- _INSTRUCTION_
Repeat every record below exactly as written.

───

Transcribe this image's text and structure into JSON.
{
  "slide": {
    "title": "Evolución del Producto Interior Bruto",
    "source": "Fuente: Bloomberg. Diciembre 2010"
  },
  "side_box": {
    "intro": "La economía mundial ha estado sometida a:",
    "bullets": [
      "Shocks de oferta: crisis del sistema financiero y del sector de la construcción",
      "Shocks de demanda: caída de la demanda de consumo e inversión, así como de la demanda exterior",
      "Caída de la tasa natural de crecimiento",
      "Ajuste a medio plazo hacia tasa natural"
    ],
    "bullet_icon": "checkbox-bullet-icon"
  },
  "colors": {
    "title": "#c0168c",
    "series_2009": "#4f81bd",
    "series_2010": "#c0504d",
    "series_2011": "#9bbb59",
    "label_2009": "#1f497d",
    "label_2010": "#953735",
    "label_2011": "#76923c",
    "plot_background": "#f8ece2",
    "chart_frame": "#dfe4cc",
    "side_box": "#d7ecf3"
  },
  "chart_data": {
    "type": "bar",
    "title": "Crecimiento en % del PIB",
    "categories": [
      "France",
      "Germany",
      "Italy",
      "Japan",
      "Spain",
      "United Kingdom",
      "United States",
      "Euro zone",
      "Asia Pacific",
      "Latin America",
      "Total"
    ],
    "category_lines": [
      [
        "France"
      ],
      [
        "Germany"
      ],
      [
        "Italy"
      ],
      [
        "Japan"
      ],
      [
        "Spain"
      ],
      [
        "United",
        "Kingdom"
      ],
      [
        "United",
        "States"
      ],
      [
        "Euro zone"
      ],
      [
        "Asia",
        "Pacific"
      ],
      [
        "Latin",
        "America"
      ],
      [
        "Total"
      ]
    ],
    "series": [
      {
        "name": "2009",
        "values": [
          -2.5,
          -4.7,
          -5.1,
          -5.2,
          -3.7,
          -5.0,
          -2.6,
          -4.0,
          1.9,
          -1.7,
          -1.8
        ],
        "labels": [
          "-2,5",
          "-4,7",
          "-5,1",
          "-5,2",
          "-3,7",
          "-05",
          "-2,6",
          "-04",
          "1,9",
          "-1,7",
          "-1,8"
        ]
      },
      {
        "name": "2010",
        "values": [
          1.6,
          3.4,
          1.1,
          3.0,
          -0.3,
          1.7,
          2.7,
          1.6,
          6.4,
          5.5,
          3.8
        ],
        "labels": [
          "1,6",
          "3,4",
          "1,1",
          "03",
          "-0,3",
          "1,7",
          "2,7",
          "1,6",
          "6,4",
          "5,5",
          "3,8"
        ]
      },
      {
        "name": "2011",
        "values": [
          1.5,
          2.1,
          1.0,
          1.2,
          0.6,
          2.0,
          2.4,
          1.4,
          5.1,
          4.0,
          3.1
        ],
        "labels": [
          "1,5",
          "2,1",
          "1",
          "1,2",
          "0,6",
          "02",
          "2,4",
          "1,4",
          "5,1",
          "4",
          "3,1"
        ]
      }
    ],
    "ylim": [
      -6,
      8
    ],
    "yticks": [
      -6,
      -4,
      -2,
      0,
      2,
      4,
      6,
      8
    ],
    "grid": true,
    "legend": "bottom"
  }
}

───

- _TASK ANSWER_
Transcribe this image's text and structure into JSON.
{
  "slide": {
    "title": "Evolución del Producto Interior Bruto",
    "source": "Fuente: Bloomberg. Diciembre 2010"
  },
  "side_box": {
    "intro": "La economía mundial ha estado sometida a:",
    "bullets": [
      "Shocks de oferta: crisis del sistema financiero y del sector de la construcción",
      "Shocks de demanda: caída de la demanda de consumo e inversión, así como de la demanda exterior",
      "Caída de la tasa natural de crecimiento",
      "Ajuste a medio plazo hacia tasa natural"
    ],
    "bullet_icon": "checkbox-bullet-icon"
  },
  "colors": {
    "title": "#c0168c",
    "series_2009": "#4f81bd",
    "series_2010": "#c0504d",
    "series_2011": "#9bbb59",
    "label_2009": "#1f497d",
    "label_2010": "#953735",
    "label_2011": "#76923c",
    "plot_background": "#f8ece2",
    "chart_frame": "#dfe4cc",
    "side_box": "#d7ecf3"
  },
  "chart_data": {
    "type": "bar",
    "title": "Crecimiento en % del PIB",
    "categories": [
      "France",
      "Germany",
      "Italy",
      "Japan",
      "Spain",
      "United Kingdom",
      "United States",
      "Euro zone",
      "Asia Pacific",
      "Latin America",
      "Total"
    ],
    "category_lines": [
      [
        "France"
      ],
      [
        "Germany"
      ],
      [
        "Italy"
      ],
      [
        "Japan"
      ],
      [
        "Spain"
      ],
      [
        "United",
        "Kingdom"
      ],
      [
        "United",
        "States"
      ],
      [
        "Euro zone"
      ],
      [
        "Asia",
        "Pacific"
      ],
      [
        "Latin",
        "America"
      ],
      [
        "Total"
      ]
    ],
    "series": [
      {
        "name": "2009",
        "values": [
          -2.5,
          -4.7,
          -5.1,
          -5.2,
          -3.7,
          -5.0,
          -2.6,
          -4.0,
          1.9,
          -1.7,
          -1.8
        ],
        "labels": [
          "-2,5",
          "-4,7",
          "-5,1",
          "-5,2",
          "-3,7",
          "-05",
          "-2,6",
          "-04",
          "1,9",
          "-1,7",
          "-1,8"
        ]
      },
      {
        "name": "2010",
        "values": [
          1.6,
          3.4,
          1.1,
          3.0,
          -0.3,
          1.7,
          2.7,
          1.6,
          6.4,
          5.5,
          3.8
        ],
        "labels": [
          "1,6",
          "3,4",
          "1,1",
          "03",
          "-0,3",
          "1,7",
          "2,7",
          "1,6",
          "6,4",
          "5,5",
          "3,8"
        ]
      },
      {
        "name": "2011",
        "values": [
          1.5,
          2.1,
          1.0,
          1.2,
          0.6,
          2.0,
          2.4,
          1.4,
          5.1,
          4.0,
          3.1
        ],
        "labels": [
          "1,5",
          "2,1",
          "1",
          "1,2",
          "0,6",
          "02",
          "2,4",
          "1,4",
          "5,1",
          "4",
          "3,1"
        ]
      }
    ],
    "ylim": [
      -6,
      8
    ],
    "yticks": [
      -6,
      -4,
      -2,
      0,
      2,
      4,
      6,
      8
    ],
    "grid": true,
    "legend": "bottom"
  }
}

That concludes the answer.